- STATED EXERCISE
Copy out only the material from the line with "Localize all elements." to the line with "text-line: The Cape", switching each "handwritten-annotation" to "handwritten-note" and leaving everything else as it is.

Start of PROVIDED MATERIAL

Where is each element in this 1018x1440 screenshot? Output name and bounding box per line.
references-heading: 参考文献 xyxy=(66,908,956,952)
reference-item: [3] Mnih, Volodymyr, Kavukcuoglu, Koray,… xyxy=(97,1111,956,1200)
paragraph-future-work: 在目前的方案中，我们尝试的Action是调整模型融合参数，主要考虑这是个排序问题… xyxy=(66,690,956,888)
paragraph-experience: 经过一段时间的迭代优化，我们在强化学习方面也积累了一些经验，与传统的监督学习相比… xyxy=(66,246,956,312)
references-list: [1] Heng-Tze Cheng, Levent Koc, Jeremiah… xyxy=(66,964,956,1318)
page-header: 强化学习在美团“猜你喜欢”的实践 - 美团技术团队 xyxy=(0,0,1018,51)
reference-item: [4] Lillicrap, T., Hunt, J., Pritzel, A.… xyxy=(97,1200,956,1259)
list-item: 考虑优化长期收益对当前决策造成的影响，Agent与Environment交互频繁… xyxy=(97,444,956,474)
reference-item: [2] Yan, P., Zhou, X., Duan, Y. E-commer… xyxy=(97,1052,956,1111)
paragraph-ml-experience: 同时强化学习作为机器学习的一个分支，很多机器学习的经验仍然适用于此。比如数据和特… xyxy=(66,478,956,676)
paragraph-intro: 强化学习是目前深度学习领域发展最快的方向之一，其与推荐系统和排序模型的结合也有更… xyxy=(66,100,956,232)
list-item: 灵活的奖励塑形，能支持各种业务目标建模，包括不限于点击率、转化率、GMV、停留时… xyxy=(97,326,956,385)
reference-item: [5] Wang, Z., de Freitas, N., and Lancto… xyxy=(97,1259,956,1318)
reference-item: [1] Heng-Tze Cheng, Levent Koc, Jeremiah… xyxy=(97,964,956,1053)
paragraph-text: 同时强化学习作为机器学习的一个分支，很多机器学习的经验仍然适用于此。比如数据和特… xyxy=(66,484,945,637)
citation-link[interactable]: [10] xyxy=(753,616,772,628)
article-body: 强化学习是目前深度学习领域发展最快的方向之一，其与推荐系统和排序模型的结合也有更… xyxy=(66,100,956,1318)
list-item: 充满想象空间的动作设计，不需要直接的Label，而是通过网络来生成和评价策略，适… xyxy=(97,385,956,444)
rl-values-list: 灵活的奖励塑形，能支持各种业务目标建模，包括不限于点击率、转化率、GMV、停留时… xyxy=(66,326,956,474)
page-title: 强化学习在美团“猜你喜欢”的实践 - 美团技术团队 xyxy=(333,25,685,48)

End of PROVIDED MATERIAL
Start of PROVIDED MATERIAL

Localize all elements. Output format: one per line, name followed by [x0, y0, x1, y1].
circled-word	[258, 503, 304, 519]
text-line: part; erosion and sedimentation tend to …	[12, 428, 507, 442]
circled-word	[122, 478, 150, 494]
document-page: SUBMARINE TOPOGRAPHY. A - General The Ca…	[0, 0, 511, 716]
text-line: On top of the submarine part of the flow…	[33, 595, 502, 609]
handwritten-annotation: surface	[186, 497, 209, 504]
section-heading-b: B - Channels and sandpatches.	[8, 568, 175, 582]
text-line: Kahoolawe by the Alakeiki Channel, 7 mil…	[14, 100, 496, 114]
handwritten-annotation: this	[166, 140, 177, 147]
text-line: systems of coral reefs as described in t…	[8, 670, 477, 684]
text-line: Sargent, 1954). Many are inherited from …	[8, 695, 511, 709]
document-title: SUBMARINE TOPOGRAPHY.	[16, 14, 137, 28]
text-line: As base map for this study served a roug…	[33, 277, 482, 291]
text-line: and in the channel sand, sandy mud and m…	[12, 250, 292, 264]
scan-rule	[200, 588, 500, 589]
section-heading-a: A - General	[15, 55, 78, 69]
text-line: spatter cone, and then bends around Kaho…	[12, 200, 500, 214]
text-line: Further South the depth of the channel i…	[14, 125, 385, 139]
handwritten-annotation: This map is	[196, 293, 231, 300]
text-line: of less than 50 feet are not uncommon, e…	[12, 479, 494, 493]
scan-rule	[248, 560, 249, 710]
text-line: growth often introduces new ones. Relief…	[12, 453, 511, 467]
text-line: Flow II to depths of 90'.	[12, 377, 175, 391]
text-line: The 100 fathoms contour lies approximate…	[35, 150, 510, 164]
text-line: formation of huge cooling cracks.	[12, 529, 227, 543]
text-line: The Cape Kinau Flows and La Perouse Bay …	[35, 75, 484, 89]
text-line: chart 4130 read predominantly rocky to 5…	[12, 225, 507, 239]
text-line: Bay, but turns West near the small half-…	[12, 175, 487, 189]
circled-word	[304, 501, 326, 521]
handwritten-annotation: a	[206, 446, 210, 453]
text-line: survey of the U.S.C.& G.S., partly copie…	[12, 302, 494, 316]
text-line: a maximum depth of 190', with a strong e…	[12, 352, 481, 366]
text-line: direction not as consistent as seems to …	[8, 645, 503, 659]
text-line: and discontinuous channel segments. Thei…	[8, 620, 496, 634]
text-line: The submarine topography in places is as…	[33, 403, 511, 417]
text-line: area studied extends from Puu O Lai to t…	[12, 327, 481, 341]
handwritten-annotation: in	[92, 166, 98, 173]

End of PROVIDED MATERIAL
Start of PROVIDED MATERIAL

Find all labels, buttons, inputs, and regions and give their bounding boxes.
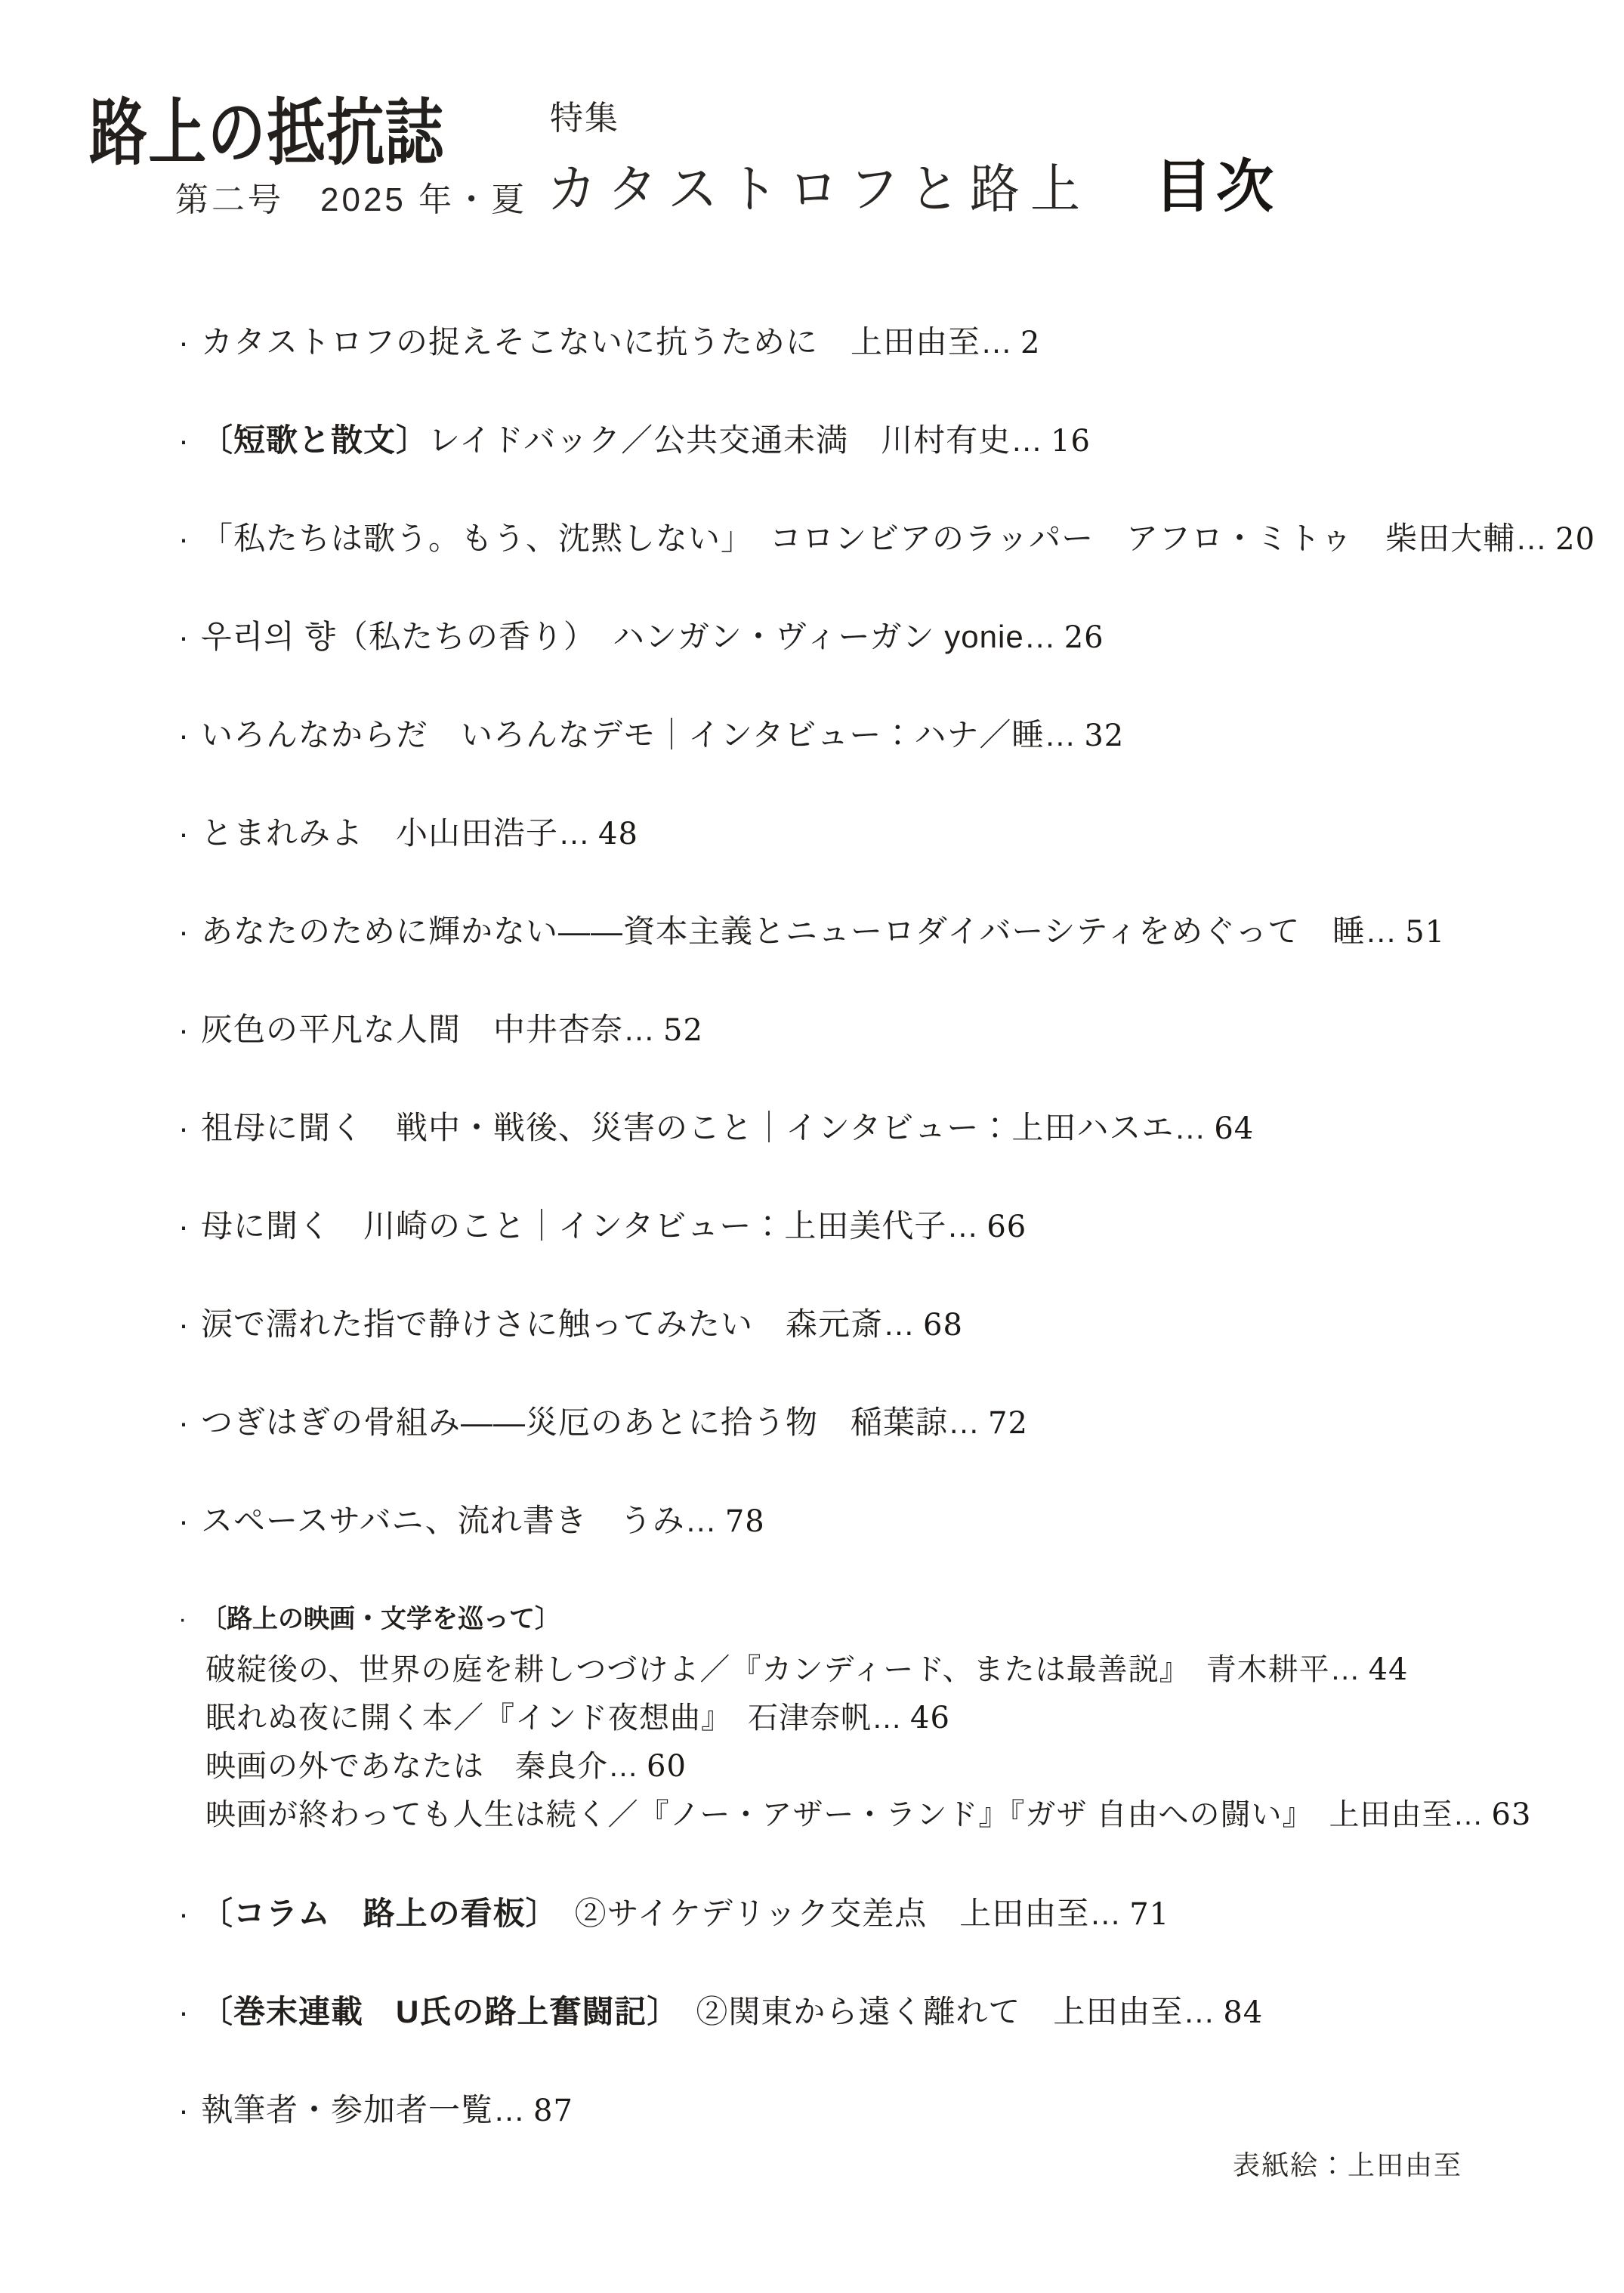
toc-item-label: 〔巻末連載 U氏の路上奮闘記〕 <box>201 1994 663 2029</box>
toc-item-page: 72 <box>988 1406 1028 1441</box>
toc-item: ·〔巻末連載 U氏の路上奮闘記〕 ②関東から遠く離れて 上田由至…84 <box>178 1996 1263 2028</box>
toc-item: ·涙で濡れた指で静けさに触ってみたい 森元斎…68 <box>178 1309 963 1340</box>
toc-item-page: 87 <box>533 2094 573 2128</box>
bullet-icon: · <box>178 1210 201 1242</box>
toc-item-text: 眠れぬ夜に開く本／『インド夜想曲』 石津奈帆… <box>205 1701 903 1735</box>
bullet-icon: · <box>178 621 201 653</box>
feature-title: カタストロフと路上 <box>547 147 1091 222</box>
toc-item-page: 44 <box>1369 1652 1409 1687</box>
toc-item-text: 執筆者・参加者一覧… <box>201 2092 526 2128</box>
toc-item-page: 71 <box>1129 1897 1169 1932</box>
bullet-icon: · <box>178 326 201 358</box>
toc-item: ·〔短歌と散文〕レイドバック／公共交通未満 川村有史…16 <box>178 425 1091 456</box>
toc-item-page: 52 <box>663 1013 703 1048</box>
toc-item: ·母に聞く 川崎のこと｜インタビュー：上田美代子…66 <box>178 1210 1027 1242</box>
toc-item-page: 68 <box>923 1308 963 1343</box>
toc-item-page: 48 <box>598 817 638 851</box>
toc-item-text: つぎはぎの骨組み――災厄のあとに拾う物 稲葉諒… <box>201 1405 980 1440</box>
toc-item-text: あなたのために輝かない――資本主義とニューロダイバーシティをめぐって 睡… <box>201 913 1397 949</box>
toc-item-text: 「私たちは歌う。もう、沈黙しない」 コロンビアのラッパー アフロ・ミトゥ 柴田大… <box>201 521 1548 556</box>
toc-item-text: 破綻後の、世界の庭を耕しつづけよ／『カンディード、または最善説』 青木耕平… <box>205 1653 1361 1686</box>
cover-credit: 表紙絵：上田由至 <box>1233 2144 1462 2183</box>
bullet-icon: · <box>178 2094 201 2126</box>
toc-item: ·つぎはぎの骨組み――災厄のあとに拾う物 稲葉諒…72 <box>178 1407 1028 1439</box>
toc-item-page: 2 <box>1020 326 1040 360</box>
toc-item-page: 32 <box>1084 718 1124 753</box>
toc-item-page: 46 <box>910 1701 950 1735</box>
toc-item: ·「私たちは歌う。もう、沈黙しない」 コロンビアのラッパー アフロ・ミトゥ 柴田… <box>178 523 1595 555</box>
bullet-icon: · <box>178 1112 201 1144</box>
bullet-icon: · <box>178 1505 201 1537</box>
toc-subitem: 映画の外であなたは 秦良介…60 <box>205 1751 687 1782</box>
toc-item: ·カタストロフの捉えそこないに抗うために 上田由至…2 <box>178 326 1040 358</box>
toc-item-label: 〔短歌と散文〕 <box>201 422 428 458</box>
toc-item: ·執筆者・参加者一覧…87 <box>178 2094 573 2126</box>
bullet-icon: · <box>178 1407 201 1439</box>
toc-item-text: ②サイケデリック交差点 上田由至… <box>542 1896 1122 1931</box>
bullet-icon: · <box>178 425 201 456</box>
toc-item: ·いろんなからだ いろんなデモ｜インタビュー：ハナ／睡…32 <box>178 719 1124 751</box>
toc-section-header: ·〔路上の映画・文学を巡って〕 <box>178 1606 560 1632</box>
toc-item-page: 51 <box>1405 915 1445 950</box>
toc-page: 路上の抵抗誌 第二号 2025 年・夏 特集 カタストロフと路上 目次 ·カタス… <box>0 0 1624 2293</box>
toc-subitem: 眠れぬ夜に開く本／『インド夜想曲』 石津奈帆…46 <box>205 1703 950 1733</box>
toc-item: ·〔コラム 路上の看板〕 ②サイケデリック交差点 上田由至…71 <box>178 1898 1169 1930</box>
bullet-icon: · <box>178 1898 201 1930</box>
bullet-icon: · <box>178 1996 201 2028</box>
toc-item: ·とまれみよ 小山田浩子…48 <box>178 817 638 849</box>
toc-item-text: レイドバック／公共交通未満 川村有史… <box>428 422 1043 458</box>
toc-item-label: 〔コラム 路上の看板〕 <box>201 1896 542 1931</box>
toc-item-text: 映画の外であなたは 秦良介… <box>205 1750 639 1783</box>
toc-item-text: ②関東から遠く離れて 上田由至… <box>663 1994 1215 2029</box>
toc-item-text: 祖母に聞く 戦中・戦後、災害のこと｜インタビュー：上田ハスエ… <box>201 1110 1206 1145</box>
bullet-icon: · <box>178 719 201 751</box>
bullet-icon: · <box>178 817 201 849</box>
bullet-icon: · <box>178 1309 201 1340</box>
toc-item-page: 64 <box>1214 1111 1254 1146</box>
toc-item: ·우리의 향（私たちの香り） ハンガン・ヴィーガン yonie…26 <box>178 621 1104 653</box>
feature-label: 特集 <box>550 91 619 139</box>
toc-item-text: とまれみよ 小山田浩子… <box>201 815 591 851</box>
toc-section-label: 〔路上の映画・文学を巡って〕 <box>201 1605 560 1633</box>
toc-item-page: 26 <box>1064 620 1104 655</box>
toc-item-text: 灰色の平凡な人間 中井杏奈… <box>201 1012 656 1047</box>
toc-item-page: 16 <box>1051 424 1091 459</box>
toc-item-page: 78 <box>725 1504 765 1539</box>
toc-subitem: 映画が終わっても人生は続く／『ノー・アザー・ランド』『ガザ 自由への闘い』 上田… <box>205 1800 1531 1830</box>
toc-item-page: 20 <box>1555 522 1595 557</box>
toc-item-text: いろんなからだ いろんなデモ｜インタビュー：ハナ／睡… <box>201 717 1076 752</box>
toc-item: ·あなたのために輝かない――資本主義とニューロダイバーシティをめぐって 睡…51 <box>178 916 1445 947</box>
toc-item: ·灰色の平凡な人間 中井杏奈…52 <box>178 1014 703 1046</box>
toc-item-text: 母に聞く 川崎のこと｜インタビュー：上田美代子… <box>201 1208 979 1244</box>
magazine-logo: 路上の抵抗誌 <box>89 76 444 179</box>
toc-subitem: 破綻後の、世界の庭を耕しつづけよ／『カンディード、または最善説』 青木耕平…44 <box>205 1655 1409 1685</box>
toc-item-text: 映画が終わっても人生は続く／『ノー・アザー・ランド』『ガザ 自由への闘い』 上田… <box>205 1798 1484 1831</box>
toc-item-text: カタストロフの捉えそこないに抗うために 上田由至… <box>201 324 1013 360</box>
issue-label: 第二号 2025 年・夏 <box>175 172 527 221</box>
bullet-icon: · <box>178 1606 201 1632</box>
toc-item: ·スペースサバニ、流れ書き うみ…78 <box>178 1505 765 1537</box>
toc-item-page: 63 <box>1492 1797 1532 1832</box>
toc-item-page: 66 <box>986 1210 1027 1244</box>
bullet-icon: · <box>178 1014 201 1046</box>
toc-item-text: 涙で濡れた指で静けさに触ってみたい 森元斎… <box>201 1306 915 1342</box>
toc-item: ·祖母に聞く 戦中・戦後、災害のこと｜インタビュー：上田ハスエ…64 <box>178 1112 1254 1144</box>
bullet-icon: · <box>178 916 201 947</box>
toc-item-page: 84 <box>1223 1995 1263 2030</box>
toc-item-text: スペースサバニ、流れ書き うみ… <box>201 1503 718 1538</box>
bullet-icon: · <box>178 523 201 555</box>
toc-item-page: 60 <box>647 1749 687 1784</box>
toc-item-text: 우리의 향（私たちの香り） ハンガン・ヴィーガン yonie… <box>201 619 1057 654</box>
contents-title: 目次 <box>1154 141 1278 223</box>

End of PROVIDED MATERIAL

- IN RESPONSE
Localize all elements. Output format: one per line, name followed by [x0, y0, x1, y1].
circled-word	[258, 503, 304, 519]
text-line: part; erosion and sedimentation tend to …	[12, 428, 507, 442]
circled-word	[122, 478, 150, 494]
document-page: SUBMARINE TOPOGRAPHY. A - General The Ca…	[0, 0, 511, 716]
text-line: On top of the submarine part of the flow…	[33, 595, 502, 609]
handwritten-note: surface	[186, 497, 209, 504]
section-heading-b: B - Channels and sandpatches.	[8, 568, 175, 582]
text-line: Kahoolawe by the Alakeiki Channel, 7 mil…	[14, 100, 496, 114]
handwritten-note: this	[166, 140, 177, 147]
text-line: systems of coral reefs as described in t…	[8, 670, 477, 684]
text-line: Sargent, 1954). Many are inherited from …	[8, 695, 511, 709]
document-title: SUBMARINE TOPOGRAPHY.	[16, 14, 137, 28]
text-line: As base map for this study served a roug…	[33, 277, 482, 291]
text-line: and in the channel sand, sandy mud and m…	[12, 250, 292, 264]
scan-rule	[200, 588, 500, 589]
section-heading-a: A - General	[15, 55, 78, 69]
text-line: spatter cone, and then bends around Kaho…	[12, 200, 500, 214]
text-line: Further South the depth of the channel i…	[14, 125, 385, 139]
handwritten-note: This map is	[196, 293, 231, 300]
text-line: of less than 50 feet are not uncommon, e…	[12, 479, 494, 493]
scan-rule	[248, 560, 249, 710]
text-line: growth often introduces new ones. Relief…	[12, 453, 511, 467]
text-line: Flow II to depths of 90'.	[12, 377, 175, 391]
text-line: The 100 fathoms contour lies approximate…	[35, 150, 510, 164]
text-line: formation of huge cooling cracks.	[12, 529, 227, 543]
text-line: The Cape Kinau Flows and La Perouse Bay …	[35, 75, 484, 89]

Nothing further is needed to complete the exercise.